## Task statement:
Extract every line where the string "through" appears.

Raw records
┄┄┄┄┄┄┄┄┄┄
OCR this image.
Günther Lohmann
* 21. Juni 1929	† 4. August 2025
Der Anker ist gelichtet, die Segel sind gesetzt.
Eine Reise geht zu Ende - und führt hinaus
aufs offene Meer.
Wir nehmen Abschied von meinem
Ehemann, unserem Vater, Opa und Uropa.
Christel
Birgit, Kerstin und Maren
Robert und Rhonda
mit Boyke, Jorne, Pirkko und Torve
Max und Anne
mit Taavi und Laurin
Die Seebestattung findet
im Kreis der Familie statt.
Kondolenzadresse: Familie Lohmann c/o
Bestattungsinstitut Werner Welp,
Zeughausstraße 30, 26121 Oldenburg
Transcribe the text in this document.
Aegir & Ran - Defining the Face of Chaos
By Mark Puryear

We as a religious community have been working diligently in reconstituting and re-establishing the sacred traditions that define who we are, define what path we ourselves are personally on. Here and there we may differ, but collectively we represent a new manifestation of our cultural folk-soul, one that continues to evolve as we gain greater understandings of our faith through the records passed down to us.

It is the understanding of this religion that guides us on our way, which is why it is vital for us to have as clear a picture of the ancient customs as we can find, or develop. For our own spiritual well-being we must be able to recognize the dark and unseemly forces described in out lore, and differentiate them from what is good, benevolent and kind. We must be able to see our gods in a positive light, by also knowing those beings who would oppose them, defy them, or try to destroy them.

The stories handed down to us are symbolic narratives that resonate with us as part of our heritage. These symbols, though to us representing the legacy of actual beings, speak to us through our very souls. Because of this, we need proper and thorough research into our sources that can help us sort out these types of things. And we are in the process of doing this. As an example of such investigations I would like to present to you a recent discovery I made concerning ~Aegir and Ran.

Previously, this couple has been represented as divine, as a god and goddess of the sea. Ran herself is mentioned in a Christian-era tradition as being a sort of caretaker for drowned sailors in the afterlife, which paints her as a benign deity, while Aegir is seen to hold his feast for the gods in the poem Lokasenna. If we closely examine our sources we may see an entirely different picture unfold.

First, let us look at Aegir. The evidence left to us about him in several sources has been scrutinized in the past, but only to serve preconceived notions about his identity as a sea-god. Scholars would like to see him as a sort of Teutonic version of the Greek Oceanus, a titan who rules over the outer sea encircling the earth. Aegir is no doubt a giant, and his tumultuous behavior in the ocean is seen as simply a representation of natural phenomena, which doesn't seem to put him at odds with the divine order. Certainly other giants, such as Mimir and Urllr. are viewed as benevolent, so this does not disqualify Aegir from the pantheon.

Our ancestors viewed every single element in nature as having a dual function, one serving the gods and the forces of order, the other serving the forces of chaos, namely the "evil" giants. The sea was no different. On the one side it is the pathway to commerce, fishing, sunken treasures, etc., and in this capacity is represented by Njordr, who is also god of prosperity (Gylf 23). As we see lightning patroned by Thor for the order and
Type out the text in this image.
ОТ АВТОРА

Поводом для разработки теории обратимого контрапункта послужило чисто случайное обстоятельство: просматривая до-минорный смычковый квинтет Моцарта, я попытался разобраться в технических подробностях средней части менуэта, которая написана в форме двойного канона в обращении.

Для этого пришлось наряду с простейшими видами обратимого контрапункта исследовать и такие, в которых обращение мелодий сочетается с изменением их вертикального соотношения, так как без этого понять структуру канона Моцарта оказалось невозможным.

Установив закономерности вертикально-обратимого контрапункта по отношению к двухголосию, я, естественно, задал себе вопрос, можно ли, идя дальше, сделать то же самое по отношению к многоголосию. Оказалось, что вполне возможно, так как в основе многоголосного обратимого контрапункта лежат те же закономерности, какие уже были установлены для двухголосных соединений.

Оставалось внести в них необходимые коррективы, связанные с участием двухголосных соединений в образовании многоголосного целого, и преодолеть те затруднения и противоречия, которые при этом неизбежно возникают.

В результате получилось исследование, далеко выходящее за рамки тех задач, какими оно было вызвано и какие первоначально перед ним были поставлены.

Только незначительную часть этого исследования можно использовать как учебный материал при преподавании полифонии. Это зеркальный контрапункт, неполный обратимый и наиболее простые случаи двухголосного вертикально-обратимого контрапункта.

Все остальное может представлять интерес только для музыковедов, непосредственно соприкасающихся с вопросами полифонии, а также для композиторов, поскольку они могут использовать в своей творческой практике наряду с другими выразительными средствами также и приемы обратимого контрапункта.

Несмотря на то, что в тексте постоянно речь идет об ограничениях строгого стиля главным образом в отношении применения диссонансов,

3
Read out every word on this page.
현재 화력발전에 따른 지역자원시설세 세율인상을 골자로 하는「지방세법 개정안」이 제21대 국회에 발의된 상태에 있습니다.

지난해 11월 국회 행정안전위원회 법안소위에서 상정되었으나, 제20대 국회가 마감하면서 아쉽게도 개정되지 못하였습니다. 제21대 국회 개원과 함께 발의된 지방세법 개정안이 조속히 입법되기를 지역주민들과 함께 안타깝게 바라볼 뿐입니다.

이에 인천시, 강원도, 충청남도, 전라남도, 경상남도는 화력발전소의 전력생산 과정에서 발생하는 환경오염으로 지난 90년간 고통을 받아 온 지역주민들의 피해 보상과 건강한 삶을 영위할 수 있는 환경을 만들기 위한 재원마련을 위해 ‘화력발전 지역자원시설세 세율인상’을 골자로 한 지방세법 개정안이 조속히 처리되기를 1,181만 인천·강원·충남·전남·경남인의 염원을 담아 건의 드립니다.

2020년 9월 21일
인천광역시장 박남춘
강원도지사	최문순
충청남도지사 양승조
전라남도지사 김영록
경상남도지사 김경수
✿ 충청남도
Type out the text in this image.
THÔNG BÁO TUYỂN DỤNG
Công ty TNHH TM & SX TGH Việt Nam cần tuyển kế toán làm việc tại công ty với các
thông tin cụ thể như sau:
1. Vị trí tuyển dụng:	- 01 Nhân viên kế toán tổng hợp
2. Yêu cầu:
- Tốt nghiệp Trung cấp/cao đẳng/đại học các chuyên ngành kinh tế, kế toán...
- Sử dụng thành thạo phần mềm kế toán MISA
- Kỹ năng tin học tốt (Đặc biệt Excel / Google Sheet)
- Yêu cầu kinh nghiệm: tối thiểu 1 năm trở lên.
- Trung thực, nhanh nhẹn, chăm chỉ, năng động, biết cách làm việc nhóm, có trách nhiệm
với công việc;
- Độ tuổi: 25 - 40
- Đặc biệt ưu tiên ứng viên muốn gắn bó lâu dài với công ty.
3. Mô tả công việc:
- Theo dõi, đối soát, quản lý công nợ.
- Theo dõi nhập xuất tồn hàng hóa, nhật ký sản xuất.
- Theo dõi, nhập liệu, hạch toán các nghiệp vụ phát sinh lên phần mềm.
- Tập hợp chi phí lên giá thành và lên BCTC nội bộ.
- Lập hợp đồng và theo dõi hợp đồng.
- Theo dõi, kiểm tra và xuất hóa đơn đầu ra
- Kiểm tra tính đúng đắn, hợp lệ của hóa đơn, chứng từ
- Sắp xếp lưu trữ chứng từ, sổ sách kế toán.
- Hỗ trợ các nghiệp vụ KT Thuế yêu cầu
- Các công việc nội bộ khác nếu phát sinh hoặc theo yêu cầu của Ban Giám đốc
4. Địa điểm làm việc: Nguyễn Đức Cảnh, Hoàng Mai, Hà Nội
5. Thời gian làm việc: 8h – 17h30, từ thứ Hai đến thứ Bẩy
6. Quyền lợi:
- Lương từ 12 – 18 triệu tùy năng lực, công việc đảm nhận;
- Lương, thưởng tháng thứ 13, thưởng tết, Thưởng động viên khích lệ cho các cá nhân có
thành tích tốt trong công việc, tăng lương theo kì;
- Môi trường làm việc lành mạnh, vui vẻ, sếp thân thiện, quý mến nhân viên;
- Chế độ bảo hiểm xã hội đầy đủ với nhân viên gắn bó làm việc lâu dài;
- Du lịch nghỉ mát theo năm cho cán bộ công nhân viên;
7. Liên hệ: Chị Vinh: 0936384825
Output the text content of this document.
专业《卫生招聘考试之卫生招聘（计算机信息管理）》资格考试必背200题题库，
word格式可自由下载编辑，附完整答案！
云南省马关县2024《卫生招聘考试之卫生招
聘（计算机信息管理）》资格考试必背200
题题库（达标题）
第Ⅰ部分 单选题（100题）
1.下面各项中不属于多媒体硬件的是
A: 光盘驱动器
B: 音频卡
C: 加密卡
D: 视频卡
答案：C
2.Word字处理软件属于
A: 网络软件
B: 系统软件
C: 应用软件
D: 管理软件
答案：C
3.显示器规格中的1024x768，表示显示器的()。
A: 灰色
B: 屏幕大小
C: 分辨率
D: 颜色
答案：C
┄┄┄┄┄┄┄┄┄┄
## Worked answer:
We as a religious community have been working diligently in reconstituting and re-establishing the sacred traditions that define who we are, define what path we ourselves are personally on. Here and there we may differ, but collectively we represent a new manifestation of our cultural folk-soul, one that continues to evolve as we gain greater understandings of our faith through the records passed down to us.
The stories handed down to us are symbolic narratives that resonate with us as part of our heritage. These symbols, though to us representing the legacy of actual beings, speak to us through our very souls. Because of this, we need proper and thorough research into our sources that can help us sort out these types of things. And we are in the process of doing this. As an example of such investigations I would like to present to you a recent discovery I made concerning ~Aegir and Ran.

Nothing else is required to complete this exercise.